>> START Material provided

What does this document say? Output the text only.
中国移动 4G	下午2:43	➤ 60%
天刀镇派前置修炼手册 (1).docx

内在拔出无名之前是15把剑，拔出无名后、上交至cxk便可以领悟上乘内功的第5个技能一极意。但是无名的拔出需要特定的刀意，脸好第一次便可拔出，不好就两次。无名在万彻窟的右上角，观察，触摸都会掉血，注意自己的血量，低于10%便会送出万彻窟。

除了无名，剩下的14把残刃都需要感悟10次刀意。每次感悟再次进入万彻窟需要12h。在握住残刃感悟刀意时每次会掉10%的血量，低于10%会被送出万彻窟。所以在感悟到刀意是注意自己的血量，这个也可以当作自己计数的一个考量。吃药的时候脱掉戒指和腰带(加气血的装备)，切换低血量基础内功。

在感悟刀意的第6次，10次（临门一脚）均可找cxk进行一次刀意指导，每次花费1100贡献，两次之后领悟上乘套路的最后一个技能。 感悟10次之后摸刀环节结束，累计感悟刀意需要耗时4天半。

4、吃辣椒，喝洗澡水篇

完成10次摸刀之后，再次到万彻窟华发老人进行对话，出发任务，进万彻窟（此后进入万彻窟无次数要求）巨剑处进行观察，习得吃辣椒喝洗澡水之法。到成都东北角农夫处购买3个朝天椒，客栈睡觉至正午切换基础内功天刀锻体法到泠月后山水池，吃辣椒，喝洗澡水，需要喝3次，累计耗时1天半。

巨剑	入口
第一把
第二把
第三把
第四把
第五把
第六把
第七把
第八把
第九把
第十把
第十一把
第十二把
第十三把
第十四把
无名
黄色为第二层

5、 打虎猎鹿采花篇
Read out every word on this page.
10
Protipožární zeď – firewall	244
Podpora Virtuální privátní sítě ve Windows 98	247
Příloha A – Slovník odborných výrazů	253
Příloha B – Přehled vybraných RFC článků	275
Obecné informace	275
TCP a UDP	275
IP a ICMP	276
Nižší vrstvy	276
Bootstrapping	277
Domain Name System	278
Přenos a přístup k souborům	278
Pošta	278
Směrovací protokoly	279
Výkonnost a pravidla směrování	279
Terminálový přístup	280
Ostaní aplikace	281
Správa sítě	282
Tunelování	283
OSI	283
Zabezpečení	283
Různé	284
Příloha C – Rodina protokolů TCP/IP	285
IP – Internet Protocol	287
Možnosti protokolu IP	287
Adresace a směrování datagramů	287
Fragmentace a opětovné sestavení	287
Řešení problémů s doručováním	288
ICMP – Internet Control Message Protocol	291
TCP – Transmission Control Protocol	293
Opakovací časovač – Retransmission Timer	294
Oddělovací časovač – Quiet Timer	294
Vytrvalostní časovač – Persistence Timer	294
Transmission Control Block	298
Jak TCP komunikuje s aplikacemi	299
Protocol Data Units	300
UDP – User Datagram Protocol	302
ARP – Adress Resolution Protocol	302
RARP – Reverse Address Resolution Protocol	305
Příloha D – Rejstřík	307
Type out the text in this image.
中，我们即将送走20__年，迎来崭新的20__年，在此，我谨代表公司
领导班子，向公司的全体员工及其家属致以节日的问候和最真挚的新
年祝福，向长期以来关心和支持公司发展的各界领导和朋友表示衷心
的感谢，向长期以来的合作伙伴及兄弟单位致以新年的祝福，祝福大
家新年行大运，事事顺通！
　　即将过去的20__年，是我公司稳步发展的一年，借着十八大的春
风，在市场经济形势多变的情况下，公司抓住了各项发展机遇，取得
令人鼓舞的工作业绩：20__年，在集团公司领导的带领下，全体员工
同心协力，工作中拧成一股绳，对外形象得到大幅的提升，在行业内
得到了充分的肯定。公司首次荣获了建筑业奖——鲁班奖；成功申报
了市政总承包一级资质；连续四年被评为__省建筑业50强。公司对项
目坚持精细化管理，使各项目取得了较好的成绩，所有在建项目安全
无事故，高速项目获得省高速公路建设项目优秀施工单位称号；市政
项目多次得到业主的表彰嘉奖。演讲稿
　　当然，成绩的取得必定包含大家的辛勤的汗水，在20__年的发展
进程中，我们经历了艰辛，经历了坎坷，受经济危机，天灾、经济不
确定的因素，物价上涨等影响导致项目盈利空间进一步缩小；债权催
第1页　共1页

>> END Material provided

What this task involves: Which lines hold the word "Příloha"? Copy each of them from the records.

Response:
Příloha A – Slovník odborných výrazů	253
Příloha B – Přehled vybraných RFC článků	275
Příloha C – Rodina protokolů TCP/IP	285
Příloha D – Rejstřík	307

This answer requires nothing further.